_TASK DESCRIPTION_
Rewrite the items from the first line through the line containing "key-letters: ABC: [485, 82, 544, 112]", swapping "interactable" for "clickable" and keeping everything else the same.
>> START TASK DATA
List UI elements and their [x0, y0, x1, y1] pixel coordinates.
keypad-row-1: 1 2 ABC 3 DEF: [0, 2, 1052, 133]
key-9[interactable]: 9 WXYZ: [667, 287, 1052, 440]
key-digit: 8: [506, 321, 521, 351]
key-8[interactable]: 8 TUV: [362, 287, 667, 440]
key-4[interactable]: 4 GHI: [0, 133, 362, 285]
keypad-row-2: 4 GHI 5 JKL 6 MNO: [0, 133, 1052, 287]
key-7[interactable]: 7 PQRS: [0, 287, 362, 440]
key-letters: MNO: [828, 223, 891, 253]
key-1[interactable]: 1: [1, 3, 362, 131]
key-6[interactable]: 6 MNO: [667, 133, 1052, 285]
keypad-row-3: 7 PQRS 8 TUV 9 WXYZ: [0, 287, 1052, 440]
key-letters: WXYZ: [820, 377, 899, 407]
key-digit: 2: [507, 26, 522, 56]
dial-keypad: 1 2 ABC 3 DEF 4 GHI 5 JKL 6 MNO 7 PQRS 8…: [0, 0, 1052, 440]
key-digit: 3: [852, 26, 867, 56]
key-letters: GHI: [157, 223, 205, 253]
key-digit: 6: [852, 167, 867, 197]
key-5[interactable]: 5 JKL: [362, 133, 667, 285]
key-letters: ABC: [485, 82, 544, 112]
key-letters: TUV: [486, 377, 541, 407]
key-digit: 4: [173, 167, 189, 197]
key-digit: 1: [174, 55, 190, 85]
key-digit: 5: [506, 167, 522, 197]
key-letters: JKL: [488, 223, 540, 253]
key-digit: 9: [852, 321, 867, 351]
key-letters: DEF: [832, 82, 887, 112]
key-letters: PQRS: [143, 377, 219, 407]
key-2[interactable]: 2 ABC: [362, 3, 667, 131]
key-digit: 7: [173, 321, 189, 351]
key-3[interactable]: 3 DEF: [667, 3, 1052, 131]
>> END TASK DATA
_EXERCISE ANSWER_
List UI elements and their [x0, y0, x1, y1] pixel coordinates.
keypad-row-1: 1 2 ABC 3 DEF: [0, 2, 1052, 133]
key-9[clickable]: 9 WXYZ: [667, 287, 1052, 440]
key-digit: 8: [506, 321, 521, 351]
key-8[clickable]: 8 TUV: [362, 287, 667, 440]
key-4[clickable]: 4 GHI: [0, 133, 362, 285]
keypad-row-2: 4 GHI 5 JKL 6 MNO: [0, 133, 1052, 287]
key-7[clickable]: 7 PQRS: [0, 287, 362, 440]
key-letters: MNO: [828, 223, 891, 253]
key-1[clickable]: 1: [1, 3, 362, 131]
key-6[clickable]: 6 MNO: [667, 133, 1052, 285]
keypad-row-3: 7 PQRS 8 TUV 9 WXYZ: [0, 287, 1052, 440]
key-letters: WXYZ: [820, 377, 899, 407]
key-digit: 2: [507, 26, 522, 56]
dial-keypad: 1 2 ABC 3 DEF 4 GHI 5 JKL 6 MNO 7 PQRS 8…: [0, 0, 1052, 440]
key-digit: 3: [852, 26, 867, 56]
key-letters: GHI: [157, 223, 205, 253]
key-digit: 6: [852, 167, 867, 197]
key-5[clickable]: 5 JKL: [362, 133, 667, 285]
key-letters: ABC: [485, 82, 544, 112]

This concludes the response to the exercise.